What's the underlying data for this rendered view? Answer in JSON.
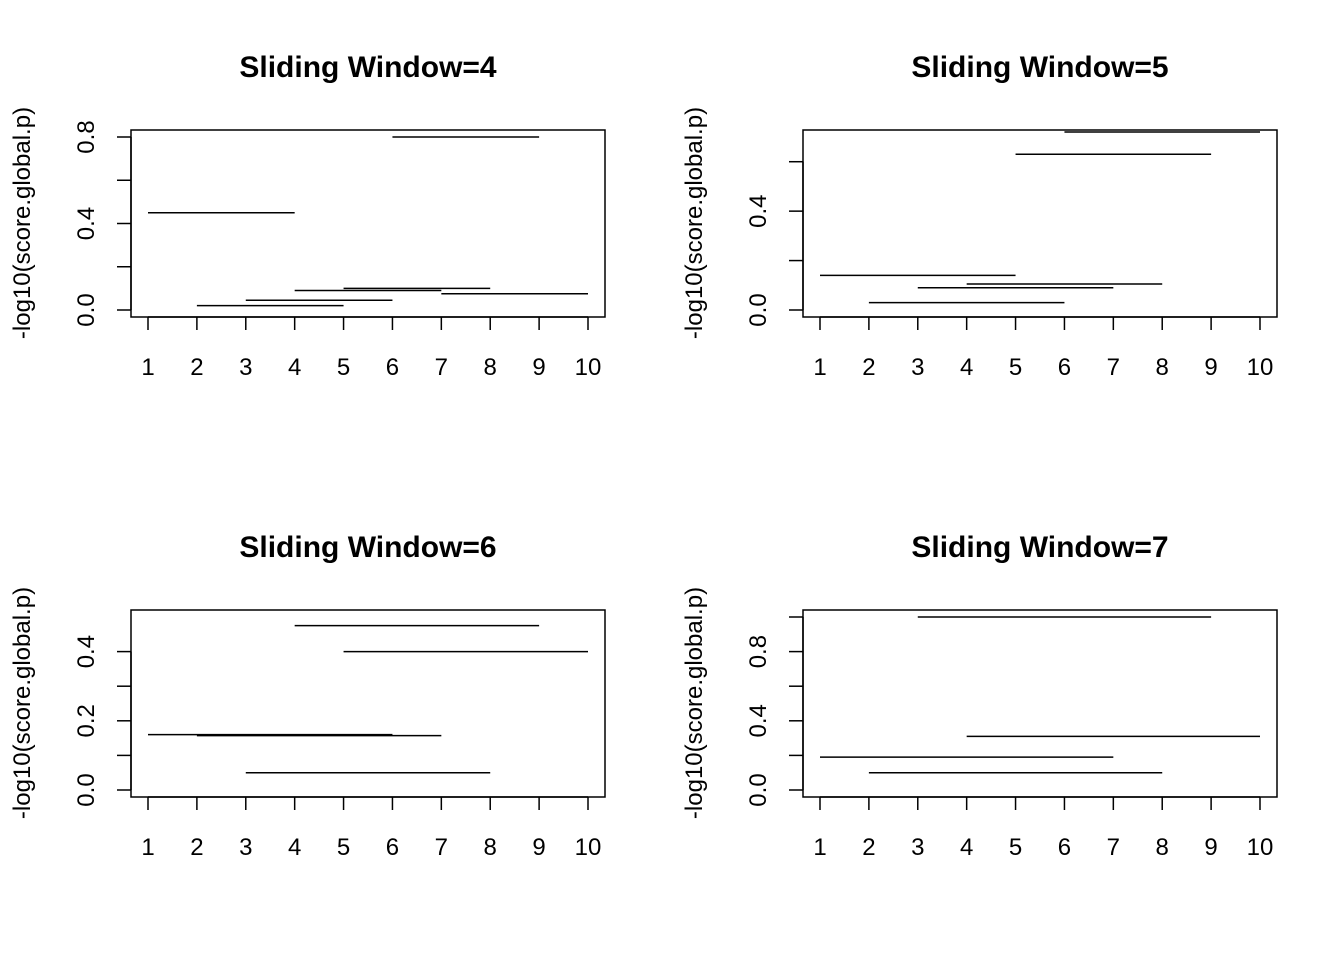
{
  "chart_data": [
    {
      "type": "segments",
      "title": "Sliding Window=4",
      "ylabel": "-log10(score.global.p)",
      "xlim": [
        1,
        10
      ],
      "ylim": [
        0,
        0.8
      ],
      "xticks": [
        1,
        2,
        3,
        4,
        5,
        6,
        7,
        8,
        9,
        10
      ],
      "yticks": [
        0.0,
        0.2,
        0.4,
        0.6,
        0.8
      ],
      "ytick_labels": [
        "0.0",
        "",
        "0.4",
        "",
        "0.8"
      ],
      "segments": [
        {
          "x_start": 1,
          "x_end": 4,
          "y": 0.45
        },
        {
          "x_start": 2,
          "x_end": 5,
          "y": 0.02
        },
        {
          "x_start": 3,
          "x_end": 6,
          "y": 0.045
        },
        {
          "x_start": 4,
          "x_end": 7,
          "y": 0.09
        },
        {
          "x_start": 5,
          "x_end": 8,
          "y": 0.1
        },
        {
          "x_start": 6,
          "x_end": 9,
          "y": 0.8
        },
        {
          "x_start": 7,
          "x_end": 10,
          "y": 0.075
        }
      ]
    },
    {
      "type": "segments",
      "title": "Sliding Window=5",
      "ylabel": "-log10(score.global.p)",
      "xlim": [
        1,
        10
      ],
      "ylim": [
        0,
        0.7
      ],
      "xticks": [
        1,
        2,
        3,
        4,
        5,
        6,
        7,
        8,
        9,
        10
      ],
      "yticks": [
        0.0,
        0.2,
        0.4,
        0.6
      ],
      "ytick_labels": [
        "0.0",
        "",
        "0.4",
        ""
      ],
      "segments": [
        {
          "x_start": 1,
          "x_end": 5,
          "y": 0.14
        },
        {
          "x_start": 2,
          "x_end": 6,
          "y": 0.03
        },
        {
          "x_start": 3,
          "x_end": 7,
          "y": 0.09
        },
        {
          "x_start": 4,
          "x_end": 8,
          "y": 0.105
        },
        {
          "x_start": 5,
          "x_end": 9,
          "y": 0.63
        },
        {
          "x_start": 6,
          "x_end": 10,
          "y": 0.72
        }
      ]
    },
    {
      "type": "segments",
      "title": "Sliding Window=6",
      "ylabel": "-log10(score.global.p)",
      "xlim": [
        1,
        10
      ],
      "ylim": [
        0,
        0.5
      ],
      "xticks": [
        1,
        2,
        3,
        4,
        5,
        6,
        7,
        8,
        9,
        10
      ],
      "yticks": [
        0.0,
        0.1,
        0.2,
        0.3,
        0.4
      ],
      "ytick_labels": [
        "0.0",
        "",
        "0.2",
        "",
        "0.4"
      ],
      "segments": [
        {
          "x_start": 1,
          "x_end": 6,
          "y": 0.16
        },
        {
          "x_start": 2,
          "x_end": 7,
          "y": 0.157
        },
        {
          "x_start": 3,
          "x_end": 8,
          "y": 0.05
        },
        {
          "x_start": 4,
          "x_end": 9,
          "y": 0.475
        },
        {
          "x_start": 5,
          "x_end": 10,
          "y": 0.4
        }
      ]
    },
    {
      "type": "segments",
      "title": "Sliding Window=7",
      "ylabel": "-log10(score.global.p)",
      "xlim": [
        1,
        10
      ],
      "ylim": [
        0,
        1.0
      ],
      "xticks": [
        1,
        2,
        3,
        4,
        5,
        6,
        7,
        8,
        9,
        10
      ],
      "yticks": [
        0.0,
        0.2,
        0.4,
        0.6,
        0.8,
        1.0
      ],
      "ytick_labels": [
        "0.0",
        "",
        "0.4",
        "",
        "0.8",
        ""
      ],
      "segments": [
        {
          "x_start": 1,
          "x_end": 7,
          "y": 0.19
        },
        {
          "x_start": 2,
          "x_end": 8,
          "y": 0.1
        },
        {
          "x_start": 3,
          "x_end": 9,
          "y": 1.0
        },
        {
          "x_start": 4,
          "x_end": 10,
          "y": 0.31
        }
      ]
    }
  ]
}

..........

**EXERCISE TASK**
State the number of lines in the data that include the string "Window", and add nothing else.

**CORRECT ANSWER**
4